- **Task objective**: Out of the lines below, please list those that hold the string "ylabel".

----- Information provided

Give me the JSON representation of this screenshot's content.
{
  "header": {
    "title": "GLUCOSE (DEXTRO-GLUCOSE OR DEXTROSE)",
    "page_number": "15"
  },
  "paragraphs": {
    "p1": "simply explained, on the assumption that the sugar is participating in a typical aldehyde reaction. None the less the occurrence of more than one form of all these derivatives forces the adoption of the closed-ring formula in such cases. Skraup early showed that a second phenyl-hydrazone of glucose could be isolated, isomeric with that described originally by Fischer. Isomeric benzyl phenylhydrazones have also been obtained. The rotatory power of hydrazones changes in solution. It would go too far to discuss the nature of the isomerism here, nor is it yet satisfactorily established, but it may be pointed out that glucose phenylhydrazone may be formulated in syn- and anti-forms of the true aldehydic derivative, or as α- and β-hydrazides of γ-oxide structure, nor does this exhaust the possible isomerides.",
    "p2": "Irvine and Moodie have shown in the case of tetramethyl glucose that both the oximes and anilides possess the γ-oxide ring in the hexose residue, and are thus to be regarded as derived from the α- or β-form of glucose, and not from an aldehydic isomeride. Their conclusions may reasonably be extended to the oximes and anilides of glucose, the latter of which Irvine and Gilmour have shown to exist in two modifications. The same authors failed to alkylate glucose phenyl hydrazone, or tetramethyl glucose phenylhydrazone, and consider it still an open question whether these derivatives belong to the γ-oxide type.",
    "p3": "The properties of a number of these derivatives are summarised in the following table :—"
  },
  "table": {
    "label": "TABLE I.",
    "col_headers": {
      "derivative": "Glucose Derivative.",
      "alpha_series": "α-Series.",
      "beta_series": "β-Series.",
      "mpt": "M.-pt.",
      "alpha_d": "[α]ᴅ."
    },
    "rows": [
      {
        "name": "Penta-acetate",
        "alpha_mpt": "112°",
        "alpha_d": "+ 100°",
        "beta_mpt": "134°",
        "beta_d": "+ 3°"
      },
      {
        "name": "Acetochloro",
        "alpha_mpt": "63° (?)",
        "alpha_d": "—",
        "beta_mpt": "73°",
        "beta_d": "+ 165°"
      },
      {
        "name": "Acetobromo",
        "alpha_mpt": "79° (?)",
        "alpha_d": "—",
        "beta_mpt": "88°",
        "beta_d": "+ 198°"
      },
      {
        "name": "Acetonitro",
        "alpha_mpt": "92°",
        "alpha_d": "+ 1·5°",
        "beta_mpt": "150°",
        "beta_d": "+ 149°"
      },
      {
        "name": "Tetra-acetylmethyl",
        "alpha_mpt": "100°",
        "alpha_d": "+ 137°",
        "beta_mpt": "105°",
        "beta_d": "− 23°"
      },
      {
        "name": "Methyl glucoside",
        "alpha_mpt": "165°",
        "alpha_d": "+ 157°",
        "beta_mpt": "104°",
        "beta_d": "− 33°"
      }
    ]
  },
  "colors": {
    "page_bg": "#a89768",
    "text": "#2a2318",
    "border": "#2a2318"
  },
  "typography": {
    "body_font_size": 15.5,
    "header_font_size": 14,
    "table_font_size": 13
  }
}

----------
----- Information provided

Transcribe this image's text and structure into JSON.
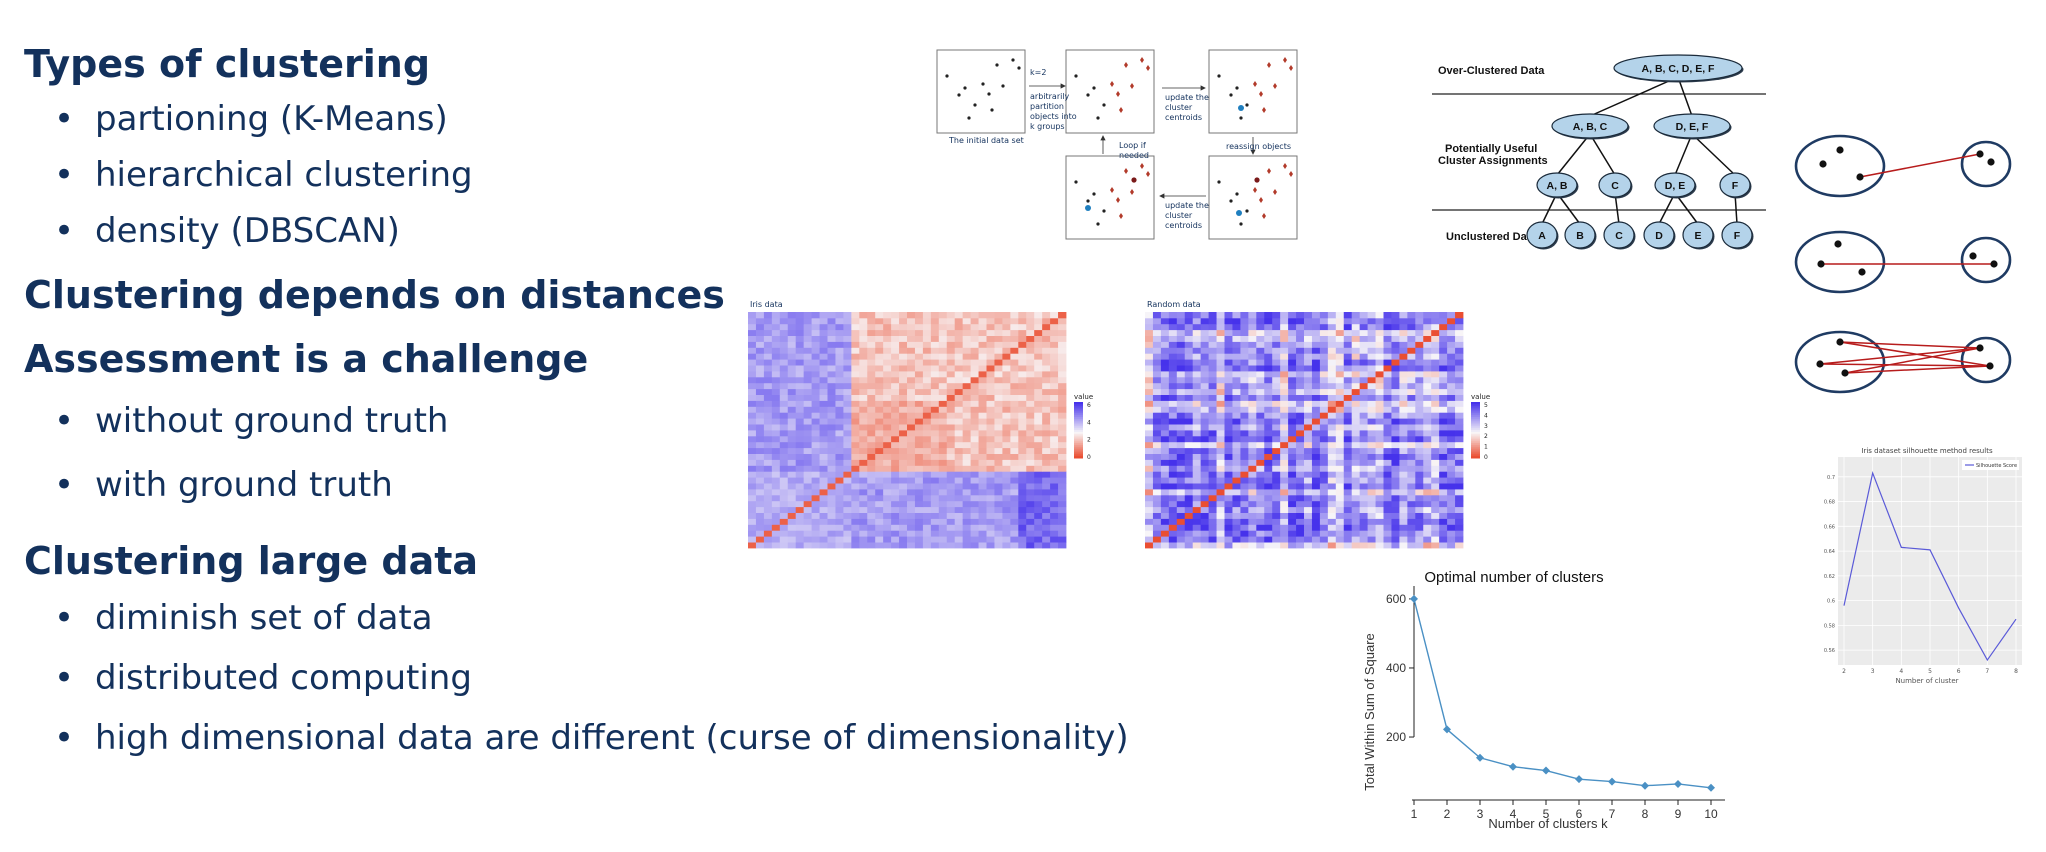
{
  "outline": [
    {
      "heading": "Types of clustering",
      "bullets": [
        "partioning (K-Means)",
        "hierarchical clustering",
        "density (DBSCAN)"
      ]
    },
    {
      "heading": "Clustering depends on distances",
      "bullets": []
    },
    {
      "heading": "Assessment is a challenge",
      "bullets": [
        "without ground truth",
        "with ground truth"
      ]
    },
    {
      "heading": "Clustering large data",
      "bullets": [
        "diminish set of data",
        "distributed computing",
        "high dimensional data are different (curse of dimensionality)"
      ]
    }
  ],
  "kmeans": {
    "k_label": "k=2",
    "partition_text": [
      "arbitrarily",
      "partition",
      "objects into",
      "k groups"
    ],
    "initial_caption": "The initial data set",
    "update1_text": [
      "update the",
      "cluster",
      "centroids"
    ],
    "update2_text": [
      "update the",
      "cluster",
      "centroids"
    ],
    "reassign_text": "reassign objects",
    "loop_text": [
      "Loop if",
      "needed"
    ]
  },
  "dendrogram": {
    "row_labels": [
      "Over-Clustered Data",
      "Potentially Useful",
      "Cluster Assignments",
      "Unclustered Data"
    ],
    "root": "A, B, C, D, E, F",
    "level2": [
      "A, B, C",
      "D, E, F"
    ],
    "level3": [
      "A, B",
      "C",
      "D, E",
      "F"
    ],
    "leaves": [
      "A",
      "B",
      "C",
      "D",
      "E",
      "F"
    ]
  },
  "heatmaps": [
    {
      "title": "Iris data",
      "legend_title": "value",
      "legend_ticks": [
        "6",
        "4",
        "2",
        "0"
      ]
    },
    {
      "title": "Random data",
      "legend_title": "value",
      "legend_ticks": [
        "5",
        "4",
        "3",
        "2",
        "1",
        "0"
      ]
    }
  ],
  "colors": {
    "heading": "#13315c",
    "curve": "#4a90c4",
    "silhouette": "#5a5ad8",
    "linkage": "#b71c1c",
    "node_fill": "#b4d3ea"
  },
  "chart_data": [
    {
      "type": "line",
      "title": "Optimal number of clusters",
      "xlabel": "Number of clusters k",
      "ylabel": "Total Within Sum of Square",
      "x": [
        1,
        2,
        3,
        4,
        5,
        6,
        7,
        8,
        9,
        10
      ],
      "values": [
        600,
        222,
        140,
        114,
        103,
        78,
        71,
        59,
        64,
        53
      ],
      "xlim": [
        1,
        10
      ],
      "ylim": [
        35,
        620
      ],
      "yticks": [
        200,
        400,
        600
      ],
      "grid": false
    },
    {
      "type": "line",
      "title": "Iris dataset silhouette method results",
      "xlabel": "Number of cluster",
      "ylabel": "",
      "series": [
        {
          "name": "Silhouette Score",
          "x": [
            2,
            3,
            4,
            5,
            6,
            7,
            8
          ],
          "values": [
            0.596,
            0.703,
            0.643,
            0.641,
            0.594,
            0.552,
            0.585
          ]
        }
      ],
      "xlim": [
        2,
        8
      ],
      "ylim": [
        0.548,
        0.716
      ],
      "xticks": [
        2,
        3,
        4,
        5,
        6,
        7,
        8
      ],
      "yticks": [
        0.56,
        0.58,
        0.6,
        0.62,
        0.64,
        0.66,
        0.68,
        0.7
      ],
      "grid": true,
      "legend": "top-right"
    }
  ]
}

----------
----- Information provided

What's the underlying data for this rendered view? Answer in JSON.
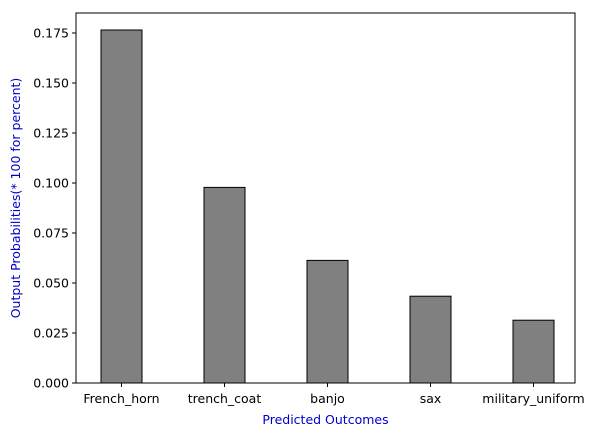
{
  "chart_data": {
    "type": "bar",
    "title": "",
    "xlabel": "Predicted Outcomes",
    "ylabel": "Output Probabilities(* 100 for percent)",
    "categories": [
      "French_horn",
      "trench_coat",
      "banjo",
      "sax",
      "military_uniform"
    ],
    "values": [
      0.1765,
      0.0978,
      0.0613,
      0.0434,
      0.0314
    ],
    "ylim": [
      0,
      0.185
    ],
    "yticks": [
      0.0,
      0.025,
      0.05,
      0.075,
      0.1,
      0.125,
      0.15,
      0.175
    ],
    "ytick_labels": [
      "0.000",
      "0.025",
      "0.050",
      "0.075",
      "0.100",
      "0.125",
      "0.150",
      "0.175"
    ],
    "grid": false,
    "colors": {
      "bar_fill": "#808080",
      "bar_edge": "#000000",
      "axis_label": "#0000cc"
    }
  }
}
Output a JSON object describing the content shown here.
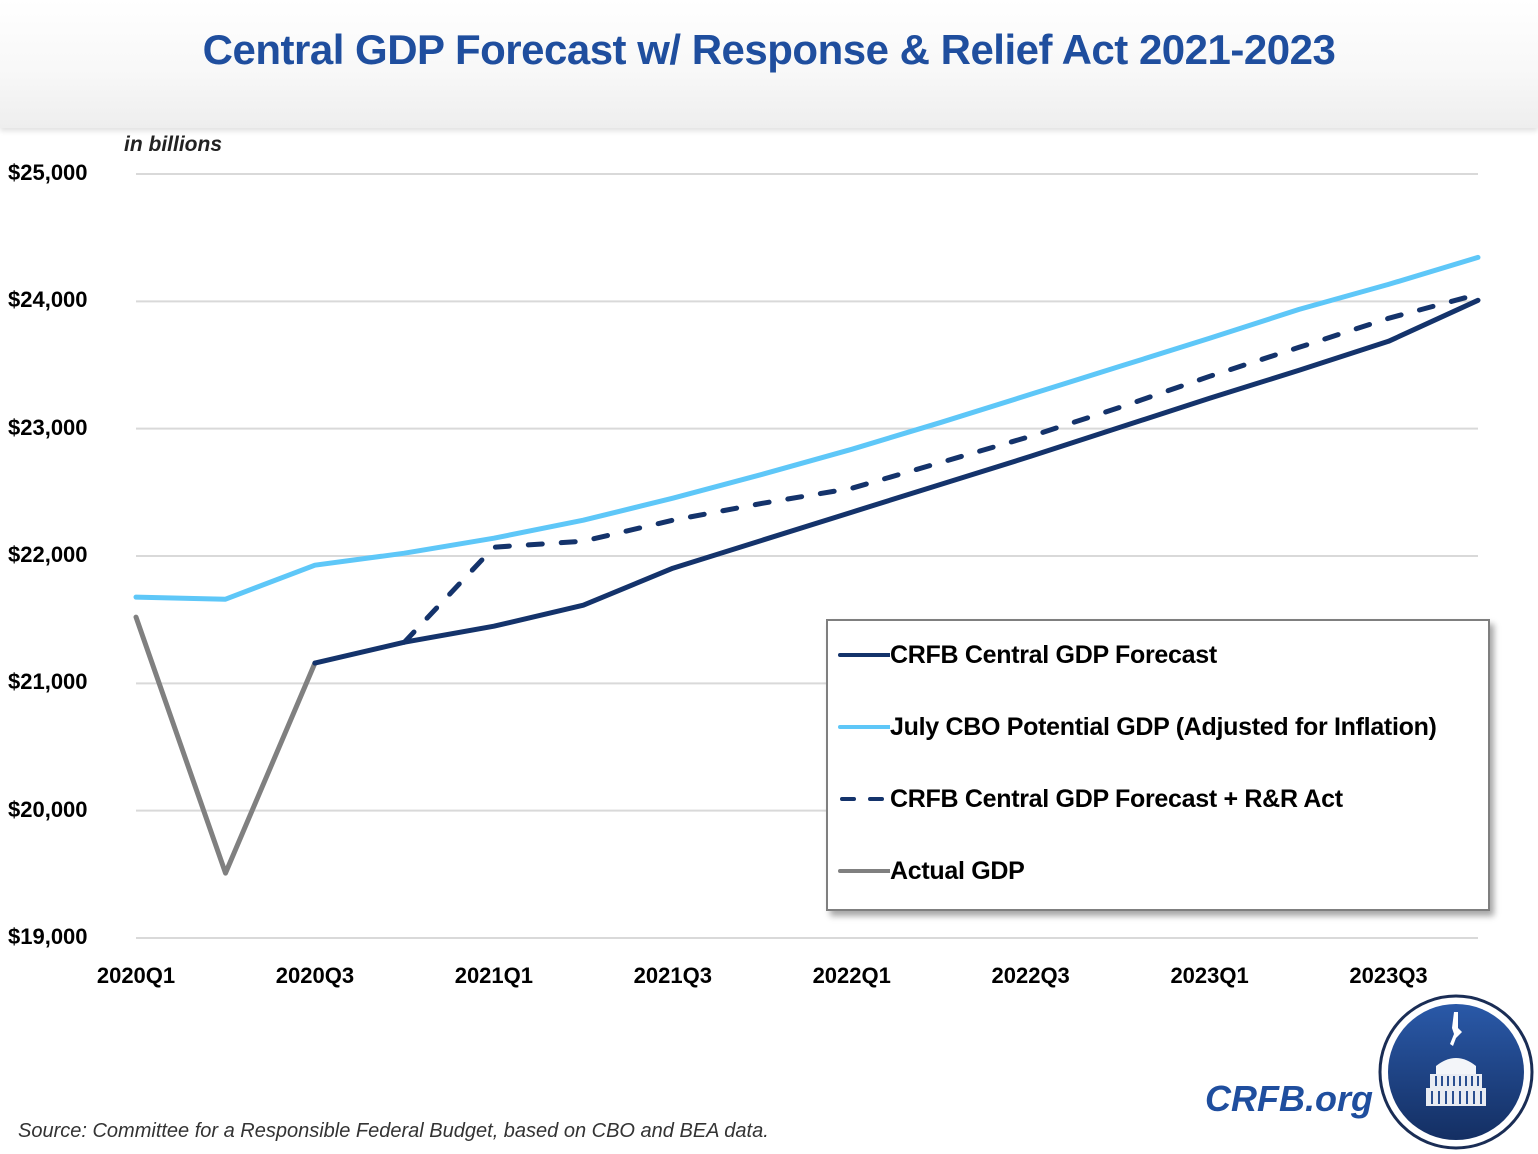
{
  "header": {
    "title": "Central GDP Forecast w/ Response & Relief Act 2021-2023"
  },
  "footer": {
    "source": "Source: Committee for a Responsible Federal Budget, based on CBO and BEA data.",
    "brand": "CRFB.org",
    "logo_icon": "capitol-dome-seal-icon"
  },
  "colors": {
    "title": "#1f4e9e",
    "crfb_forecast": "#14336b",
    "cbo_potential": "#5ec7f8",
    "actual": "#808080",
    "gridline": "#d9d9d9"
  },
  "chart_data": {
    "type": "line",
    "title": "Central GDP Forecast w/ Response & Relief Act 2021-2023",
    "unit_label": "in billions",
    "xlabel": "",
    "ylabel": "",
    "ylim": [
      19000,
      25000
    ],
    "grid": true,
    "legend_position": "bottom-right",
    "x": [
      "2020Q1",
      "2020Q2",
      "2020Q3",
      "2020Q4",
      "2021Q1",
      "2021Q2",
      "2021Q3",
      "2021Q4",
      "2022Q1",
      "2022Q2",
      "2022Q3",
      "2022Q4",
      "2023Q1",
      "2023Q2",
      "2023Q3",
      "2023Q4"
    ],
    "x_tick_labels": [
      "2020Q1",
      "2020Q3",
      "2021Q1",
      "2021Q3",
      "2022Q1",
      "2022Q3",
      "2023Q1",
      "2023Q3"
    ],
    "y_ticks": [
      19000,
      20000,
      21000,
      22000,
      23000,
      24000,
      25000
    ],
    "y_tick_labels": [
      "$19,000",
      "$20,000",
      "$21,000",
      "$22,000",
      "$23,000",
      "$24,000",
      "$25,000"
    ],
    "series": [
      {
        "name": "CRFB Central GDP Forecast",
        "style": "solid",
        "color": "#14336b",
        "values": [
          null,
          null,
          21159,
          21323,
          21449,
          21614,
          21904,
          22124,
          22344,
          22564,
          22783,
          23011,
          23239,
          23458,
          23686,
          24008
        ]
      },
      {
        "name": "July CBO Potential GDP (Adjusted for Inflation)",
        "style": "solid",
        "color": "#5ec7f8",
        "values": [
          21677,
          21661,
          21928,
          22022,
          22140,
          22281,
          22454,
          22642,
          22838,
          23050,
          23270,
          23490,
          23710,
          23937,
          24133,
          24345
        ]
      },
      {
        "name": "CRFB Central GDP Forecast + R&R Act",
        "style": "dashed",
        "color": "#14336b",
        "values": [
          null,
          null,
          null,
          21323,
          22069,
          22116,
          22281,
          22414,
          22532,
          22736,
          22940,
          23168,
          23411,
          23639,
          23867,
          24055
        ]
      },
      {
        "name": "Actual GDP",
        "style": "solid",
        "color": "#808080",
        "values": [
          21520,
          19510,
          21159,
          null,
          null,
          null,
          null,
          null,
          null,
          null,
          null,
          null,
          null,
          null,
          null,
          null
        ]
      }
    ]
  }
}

----------

- **Output for this task**:
      "ylabel": "Total Within Sum of Square",
      "ylabel": "",
    "ylabel": "Output Probabilities(* 100 for percent)",
    "ylabel": "",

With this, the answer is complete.